What this task involves. Count the lines of the material below that contain the string "gras", treating uppercase and lowercase as different, and reply with the number alone.

Input.

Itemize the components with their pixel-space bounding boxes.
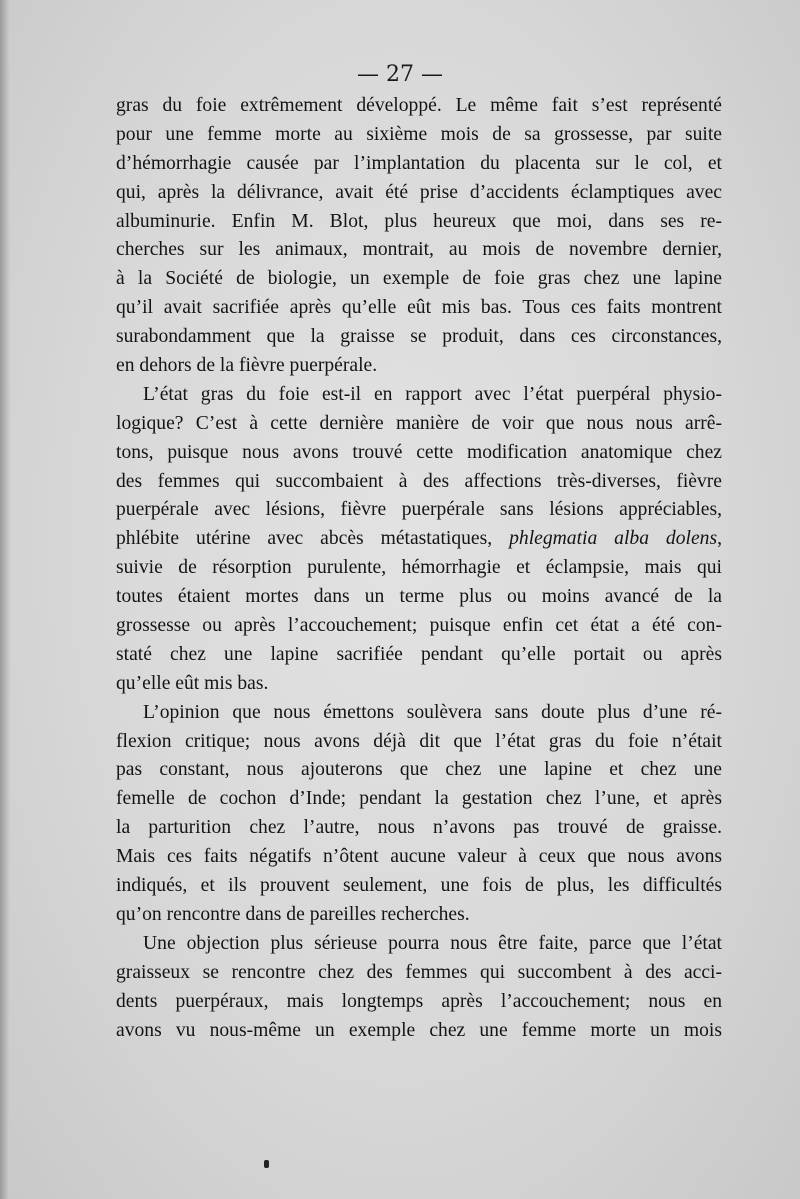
text-line: femelle de cochon d’Inde; pendant la gestation chez l’une, et après bbox=[116, 788, 722, 810]
text-line: dents puerpéraux, mais longtemps après l’accouchement; nous en bbox=[116, 990, 722, 1012]
page-number: — 27 — bbox=[357, 62, 443, 87]
text-line: staté chez une lapine sacrifiée pendant qu’elle portait ou après bbox=[116, 643, 722, 665]
text-line: qu’on rencontre dans de pareilles recherches. bbox=[116, 903, 470, 925]
text-line: la parturition chez l’autre, nous n’avons pas trouvé de graisse. bbox=[116, 817, 722, 839]
text-line: pour une femme morte au sixième mois de sa grossesse, par suite bbox=[116, 123, 722, 145]
text-line: à la Société de biologie, un exemple de foie gras chez une lapine bbox=[116, 268, 722, 290]
text-line: indiqués, et ils prouvent seulement, une fois de plus, les difficultés bbox=[116, 875, 722, 897]
text-line: qu’il avait sacrifiée après qu’elle eût mis bas. Tous ces faits montrent bbox=[116, 297, 722, 319]
body-text bbox=[116, 92, 722, 1045]
text-line: puerpérale avec lésions, fièvre puerpérale sans lésions appréciables, bbox=[116, 499, 722, 521]
text-line: en dehors de la fièvre puerpérale. bbox=[116, 355, 378, 377]
text-line: cherches sur les animaux, montrait, au mois de novembre dernier, bbox=[116, 239, 722, 261]
text-line: gras du foie extrêmement développé. Le même fait s’est représenté bbox=[116, 95, 722, 116]
text-line: grossesse ou après l’accouchement; puisque enfin cet état a été con- bbox=[116, 615, 722, 637]
text-line: qu’elle eût mis bas. bbox=[116, 672, 269, 694]
ink-speck bbox=[264, 1160, 269, 1168]
text-line: graisseux se rencontre chez des femmes qui succombent à des acci- bbox=[116, 961, 722, 983]
text-line: flexion critique; nous avons déjà dit que l’état gras du foie n’était bbox=[116, 730, 722, 752]
text-line: avons vu nous-même un exemple chez une femme morte un mois bbox=[116, 1019, 722, 1041]
text-line: surabondamment que la graisse se produit, dans ces circonstances, bbox=[116, 326, 722, 348]
text-line: pas constant, nous ajouterons que chez une lapine et chez une bbox=[116, 759, 722, 781]
paragraph-3 bbox=[116, 699, 722, 930]
text-line: Une objection plus sérieuse pourra nous être faite, parce que l’état bbox=[143, 932, 722, 954]
book-spine-shadow bbox=[0, 0, 10, 1199]
paragraph-1 bbox=[116, 92, 722, 381]
text-line: suivie de résorption purulente, hémorrhagie et éclampsie, mais qui bbox=[116, 557, 722, 579]
text-line: d’hémorrhagie causée par l’implantation du placenta sur le col, et bbox=[116, 152, 722, 174]
text-line: tons, puisque nous avons trouvé cette modification anatomique chez bbox=[116, 441, 722, 463]
text-line: L’opinion que nous émettons soulèvera sans doute plus d’une ré- bbox=[143, 701, 722, 723]
text-line: logique? C’est à cette dernière manière de voir que nous nous arrê- bbox=[116, 412, 722, 434]
text-line-with-italic: phlébite utérine avec abcès métastatiques, phlegmatia alba dolens, bbox=[116, 528, 722, 550]
text-fragment: phlébite utérine avec abcès métastatiques, bbox=[116, 528, 493, 550]
text-line: L’état gras du foie est-il en rapport avec l’état puerpéral physio- bbox=[143, 383, 722, 405]
text-line: Mais ces faits négatifs n’ôtent aucune valeur à ceux que nous avons bbox=[116, 846, 722, 868]
text-line: albuminurie. Enfin M. Blot, plus heureux que moi, dans ses re- bbox=[116, 210, 722, 232]
paragraph-2 bbox=[116, 381, 722, 699]
text-line: toutes étaient mortes dans un terme plus ou moins avancé de la bbox=[116, 586, 722, 608]
text-line: des femmes qui succombaient à des affections très-diverses, fièvre bbox=[116, 470, 722, 492]
paragraph-4 bbox=[116, 930, 722, 1046]
italic-term: phlegmatia alba dolens bbox=[509, 528, 718, 550]
text-line: qui, après la délivrance, avait été prise d’accidents éclamptiques avec bbox=[116, 181, 722, 203]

Written reply. 4